start

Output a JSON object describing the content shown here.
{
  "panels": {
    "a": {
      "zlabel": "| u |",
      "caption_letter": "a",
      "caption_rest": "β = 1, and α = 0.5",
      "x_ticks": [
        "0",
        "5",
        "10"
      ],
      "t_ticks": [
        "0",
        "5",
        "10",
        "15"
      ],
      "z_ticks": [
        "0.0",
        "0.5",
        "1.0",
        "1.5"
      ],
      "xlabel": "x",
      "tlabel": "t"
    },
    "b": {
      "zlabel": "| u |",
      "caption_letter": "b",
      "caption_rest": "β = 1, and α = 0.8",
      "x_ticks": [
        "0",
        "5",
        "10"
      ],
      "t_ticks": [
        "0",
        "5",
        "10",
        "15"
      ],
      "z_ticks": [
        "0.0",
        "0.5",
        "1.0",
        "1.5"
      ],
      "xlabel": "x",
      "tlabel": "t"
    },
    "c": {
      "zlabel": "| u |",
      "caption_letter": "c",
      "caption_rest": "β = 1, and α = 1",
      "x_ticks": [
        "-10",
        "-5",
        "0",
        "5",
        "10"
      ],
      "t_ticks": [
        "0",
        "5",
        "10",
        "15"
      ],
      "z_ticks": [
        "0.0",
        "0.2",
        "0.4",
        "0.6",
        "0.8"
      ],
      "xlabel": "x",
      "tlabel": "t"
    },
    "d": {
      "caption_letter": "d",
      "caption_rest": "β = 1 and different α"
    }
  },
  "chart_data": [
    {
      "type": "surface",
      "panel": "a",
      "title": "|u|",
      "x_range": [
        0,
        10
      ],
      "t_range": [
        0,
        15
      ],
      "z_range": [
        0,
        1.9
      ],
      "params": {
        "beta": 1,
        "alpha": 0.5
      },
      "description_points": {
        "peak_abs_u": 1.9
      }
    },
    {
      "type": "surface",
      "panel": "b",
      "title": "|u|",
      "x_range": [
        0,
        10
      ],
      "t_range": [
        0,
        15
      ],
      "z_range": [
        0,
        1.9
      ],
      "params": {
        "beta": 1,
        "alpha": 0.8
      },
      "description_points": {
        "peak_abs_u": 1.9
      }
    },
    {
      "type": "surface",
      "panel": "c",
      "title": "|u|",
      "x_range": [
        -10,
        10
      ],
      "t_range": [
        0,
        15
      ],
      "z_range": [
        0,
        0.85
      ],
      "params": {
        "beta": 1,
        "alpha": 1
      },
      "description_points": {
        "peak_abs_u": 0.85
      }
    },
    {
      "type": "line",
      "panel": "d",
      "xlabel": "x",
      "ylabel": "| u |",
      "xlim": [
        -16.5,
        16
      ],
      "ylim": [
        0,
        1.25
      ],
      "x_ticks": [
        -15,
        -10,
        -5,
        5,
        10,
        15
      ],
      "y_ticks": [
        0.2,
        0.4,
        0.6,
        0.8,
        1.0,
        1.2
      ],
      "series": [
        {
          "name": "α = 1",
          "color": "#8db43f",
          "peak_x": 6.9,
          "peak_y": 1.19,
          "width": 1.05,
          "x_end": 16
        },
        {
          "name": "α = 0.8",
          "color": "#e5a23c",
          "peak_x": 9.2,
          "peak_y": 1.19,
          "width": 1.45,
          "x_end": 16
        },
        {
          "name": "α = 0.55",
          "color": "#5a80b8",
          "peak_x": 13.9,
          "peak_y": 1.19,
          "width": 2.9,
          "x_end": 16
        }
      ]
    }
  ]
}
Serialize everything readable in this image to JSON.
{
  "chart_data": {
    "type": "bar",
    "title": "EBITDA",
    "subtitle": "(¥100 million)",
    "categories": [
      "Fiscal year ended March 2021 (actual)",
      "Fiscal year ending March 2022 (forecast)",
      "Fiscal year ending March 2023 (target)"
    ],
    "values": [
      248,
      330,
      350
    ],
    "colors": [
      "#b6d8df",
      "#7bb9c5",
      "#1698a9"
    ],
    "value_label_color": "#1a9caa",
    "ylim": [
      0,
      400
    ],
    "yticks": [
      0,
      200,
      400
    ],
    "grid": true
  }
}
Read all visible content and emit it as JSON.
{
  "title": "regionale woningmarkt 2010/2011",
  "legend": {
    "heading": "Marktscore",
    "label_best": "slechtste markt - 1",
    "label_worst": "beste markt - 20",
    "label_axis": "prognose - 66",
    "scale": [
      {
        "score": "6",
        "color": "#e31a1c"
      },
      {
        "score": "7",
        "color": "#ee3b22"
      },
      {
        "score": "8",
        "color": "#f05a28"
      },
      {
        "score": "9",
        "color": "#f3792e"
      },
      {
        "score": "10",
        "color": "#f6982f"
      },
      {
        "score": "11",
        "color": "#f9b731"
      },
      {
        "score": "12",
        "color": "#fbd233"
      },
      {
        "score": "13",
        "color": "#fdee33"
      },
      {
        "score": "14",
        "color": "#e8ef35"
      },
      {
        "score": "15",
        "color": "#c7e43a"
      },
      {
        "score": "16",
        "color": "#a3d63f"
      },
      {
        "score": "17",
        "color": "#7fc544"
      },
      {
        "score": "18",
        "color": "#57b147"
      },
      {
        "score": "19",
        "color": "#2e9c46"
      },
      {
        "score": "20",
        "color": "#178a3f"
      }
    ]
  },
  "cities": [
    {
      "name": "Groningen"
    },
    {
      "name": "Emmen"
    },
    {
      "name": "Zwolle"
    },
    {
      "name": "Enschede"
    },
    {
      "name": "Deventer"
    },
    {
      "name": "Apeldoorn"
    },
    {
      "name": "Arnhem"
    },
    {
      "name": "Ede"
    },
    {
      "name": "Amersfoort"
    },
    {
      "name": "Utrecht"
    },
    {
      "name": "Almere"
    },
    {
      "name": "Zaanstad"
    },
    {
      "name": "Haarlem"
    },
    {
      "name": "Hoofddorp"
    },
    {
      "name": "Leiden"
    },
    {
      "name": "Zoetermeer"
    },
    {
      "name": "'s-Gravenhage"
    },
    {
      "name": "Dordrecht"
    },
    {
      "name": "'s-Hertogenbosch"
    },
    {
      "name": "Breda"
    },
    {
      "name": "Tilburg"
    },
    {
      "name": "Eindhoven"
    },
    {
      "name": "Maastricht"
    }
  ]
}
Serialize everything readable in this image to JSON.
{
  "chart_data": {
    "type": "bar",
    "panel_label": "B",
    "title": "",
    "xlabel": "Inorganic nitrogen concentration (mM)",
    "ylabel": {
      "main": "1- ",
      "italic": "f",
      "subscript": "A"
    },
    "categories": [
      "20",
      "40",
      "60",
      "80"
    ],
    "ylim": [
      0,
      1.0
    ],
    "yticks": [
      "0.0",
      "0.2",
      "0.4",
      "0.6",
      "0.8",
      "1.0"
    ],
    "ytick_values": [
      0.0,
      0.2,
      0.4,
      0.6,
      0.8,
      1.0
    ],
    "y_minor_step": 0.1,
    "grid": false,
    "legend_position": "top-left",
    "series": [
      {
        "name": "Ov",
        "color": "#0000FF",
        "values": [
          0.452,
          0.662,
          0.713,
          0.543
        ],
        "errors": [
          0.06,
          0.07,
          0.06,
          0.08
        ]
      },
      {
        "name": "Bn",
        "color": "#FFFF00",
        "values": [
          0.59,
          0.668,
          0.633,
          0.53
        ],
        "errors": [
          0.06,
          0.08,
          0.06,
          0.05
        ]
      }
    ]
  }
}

end

Scan the records above for the string "Fiscal", then report every line that contains it.

◆ Completed task ◆
      "Fiscal year ended March 2021 (actual)",
      "Fiscal year ending March 2022 (forecast)",
      "Fiscal year ending March 2023 (target)"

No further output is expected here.